Goal of the exercise
Below are records. Copy every line with "Sergueï" in it.

Given information
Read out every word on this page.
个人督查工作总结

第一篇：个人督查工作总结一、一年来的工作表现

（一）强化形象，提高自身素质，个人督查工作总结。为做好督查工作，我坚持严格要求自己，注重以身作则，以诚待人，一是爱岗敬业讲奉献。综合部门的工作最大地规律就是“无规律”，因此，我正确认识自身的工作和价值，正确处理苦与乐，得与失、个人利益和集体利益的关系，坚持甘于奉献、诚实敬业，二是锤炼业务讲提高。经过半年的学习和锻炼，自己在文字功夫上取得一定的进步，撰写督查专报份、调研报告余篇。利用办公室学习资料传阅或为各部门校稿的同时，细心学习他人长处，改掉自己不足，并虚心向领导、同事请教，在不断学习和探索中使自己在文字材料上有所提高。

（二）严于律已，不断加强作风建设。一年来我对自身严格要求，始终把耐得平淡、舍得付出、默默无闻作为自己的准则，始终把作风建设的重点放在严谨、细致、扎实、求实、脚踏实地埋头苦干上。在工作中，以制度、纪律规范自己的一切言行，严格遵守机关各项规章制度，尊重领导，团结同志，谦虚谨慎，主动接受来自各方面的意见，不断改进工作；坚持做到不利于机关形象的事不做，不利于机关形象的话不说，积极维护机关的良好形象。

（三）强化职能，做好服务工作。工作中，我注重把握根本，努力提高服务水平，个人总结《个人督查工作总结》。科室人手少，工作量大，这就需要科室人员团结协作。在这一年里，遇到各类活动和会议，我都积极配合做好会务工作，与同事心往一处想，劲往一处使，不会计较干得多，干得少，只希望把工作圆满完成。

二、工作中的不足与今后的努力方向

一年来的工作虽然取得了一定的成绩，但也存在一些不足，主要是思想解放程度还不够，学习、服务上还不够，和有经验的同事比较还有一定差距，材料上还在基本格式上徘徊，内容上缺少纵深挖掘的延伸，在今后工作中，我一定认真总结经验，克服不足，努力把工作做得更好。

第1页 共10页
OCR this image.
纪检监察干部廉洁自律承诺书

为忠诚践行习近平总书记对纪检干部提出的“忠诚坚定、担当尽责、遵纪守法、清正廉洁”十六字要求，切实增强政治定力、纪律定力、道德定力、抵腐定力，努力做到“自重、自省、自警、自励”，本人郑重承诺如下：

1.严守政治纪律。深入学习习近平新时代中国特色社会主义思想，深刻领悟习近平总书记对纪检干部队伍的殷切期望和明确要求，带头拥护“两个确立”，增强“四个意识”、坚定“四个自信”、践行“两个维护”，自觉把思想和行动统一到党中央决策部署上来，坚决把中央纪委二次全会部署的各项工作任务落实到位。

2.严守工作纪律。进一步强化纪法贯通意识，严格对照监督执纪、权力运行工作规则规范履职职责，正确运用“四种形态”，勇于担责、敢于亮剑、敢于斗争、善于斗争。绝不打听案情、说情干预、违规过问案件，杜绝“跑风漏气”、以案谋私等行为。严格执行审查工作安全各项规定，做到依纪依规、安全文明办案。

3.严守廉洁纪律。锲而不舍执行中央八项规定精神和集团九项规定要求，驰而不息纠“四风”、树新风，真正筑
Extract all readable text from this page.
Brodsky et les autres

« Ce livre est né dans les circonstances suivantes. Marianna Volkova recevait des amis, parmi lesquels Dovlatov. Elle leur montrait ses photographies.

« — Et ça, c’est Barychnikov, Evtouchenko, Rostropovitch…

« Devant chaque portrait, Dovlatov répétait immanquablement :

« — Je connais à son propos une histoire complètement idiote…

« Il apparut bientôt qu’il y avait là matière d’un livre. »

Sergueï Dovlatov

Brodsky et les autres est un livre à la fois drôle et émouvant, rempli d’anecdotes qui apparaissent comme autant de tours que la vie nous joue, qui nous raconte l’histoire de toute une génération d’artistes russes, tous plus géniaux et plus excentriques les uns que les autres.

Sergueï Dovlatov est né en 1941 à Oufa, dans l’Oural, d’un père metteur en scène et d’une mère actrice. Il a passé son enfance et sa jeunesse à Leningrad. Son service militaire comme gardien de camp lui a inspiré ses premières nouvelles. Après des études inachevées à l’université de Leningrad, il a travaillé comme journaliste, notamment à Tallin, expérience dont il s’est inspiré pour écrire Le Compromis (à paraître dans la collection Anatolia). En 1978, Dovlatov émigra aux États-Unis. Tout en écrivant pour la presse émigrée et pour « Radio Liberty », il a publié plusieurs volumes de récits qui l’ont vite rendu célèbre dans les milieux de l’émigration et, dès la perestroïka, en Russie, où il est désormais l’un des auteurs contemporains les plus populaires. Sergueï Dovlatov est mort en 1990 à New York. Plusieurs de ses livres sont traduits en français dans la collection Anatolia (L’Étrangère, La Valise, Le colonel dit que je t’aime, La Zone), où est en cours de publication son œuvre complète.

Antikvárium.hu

The answer
Sergueï Dovlatov
Sergueï Dovlatov est né en 1941 à Oufa, dans l’Oural, d’un père metteur en scène et d’une mère actrice. Il a passé son enfance et sa jeunesse à Leningrad. Son service militaire comme gardien de camp lui a inspiré ses premières nouvelles. Après des études inachevées à l’université de Leningrad, il a travaillé comme journaliste, notamment à Tallin, expérience dont il s’est inspiré pour écrire Le Compromis (à paraître dans la collection Anatolia). En 1978, Dovlatov émigra aux États-Unis. Tout en écrivant pour la presse émigrée et pour « Radio Liberty », il a publié plusieurs volumes de récits qui l’ont vite rendu célèbre dans les milieux de l’émigration et, dès la perestroïka, en Russie, où il est désormais l’un des auteurs contemporains les plus populaires. Sergueï Dovlatov est mort en 1990 à New York. Plusieurs de ses livres sont traduits en français dans la collection Anatolia (L’Étrangère, La Valise, Le colonel dit que je t’aime, La Zone), où est en cours de publication son œuvre complète.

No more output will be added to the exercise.